* TASK INSTRUCTIONS
Begin at the top of the records and stop after the line that has "spec-xtick-0: 0 [499,277,505,287]". Set those lines out as a numbered list, leaving out any blank lines.

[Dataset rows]
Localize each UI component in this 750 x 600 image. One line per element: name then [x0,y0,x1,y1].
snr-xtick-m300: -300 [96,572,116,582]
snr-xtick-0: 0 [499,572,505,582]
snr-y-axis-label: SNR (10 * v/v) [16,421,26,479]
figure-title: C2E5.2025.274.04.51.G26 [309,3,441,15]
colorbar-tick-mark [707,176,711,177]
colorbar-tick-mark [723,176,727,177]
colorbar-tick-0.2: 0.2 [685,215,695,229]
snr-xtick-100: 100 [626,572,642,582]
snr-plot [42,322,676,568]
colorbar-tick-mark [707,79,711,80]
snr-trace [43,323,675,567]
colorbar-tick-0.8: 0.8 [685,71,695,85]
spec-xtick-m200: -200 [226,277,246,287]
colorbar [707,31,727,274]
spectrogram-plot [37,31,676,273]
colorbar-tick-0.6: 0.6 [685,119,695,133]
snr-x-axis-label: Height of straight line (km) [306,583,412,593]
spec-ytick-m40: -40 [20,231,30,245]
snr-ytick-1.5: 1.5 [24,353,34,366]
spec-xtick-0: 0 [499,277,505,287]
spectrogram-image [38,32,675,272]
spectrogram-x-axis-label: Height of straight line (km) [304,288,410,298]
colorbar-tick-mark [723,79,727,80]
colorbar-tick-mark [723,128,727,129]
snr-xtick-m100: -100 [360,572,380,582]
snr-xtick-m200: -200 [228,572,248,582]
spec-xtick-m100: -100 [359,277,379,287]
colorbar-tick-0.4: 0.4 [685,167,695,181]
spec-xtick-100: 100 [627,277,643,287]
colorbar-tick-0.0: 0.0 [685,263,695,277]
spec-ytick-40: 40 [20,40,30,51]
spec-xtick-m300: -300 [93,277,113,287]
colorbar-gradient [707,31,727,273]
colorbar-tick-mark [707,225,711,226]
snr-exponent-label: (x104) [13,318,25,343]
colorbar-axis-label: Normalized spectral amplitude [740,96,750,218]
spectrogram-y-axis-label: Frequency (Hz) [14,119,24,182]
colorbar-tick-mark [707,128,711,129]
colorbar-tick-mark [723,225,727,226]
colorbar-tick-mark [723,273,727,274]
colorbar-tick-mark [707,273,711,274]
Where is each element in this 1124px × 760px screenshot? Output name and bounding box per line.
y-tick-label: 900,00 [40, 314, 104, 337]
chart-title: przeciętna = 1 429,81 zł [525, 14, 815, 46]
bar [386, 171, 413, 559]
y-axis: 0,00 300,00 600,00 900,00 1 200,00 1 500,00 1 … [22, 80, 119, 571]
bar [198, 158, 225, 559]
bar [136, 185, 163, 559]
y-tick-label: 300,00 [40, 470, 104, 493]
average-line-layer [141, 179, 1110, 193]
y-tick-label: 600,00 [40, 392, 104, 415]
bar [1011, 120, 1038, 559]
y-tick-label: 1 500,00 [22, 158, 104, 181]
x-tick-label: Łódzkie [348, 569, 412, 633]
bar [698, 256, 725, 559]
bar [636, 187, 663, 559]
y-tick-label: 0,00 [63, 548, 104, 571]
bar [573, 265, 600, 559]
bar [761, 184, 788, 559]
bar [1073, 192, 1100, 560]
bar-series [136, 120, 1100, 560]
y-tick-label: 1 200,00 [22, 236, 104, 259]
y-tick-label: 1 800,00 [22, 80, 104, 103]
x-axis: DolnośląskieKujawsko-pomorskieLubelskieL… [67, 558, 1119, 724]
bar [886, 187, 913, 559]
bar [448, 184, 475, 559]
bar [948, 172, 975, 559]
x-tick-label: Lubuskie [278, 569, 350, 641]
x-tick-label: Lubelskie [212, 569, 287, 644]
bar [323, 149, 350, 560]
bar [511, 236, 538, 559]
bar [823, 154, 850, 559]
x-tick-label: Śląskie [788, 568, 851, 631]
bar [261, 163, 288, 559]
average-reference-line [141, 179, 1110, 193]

* COMPLETED TASK
1. Localize each UI component in this 750 x 600 image. One line per element: name then [x0,y0,x1,y1].
2. snr-xtick-m300: -300 [96,572,116,582]
3. snr-xtick-0: 0 [499,572,505,582]
4. snr-y-axis-label: SNR (10 * v/v) [16,421,26,479]
5. figure-title: C2E5.2025.274.04.51.G26 [309,3,441,15]
6. colorbar-tick-mark [707,176,711,177]
7. colorbar-tick-mark [723,176,727,177]
8. colorbar-tick-0.2: 0.2 [685,215,695,229]
9. snr-xtick-100: 100 [626,572,642,582]
10. snr-plot [42,322,676,568]
11. colorbar-tick-mark [707,79,711,80]
12. snr-trace [43,323,675,567]
13. colorbar-tick-0.8: 0.8 [685,71,695,85]
14. spec-xtick-m200: -200 [226,277,246,287]
15. colorbar [707,31,727,274]
16. spectrogram-plot [37,31,676,273]
17. colorbar-tick-0.6: 0.6 [685,119,695,133]
18. snr-x-axis-label: Height of straight line (km) [306,583,412,593]
19. spec-ytick-m40: -40 [20,231,30,245]
20. snr-ytick-1.5: 1.5 [24,353,34,366]
21. spec-xtick-0: 0 [499,277,505,287]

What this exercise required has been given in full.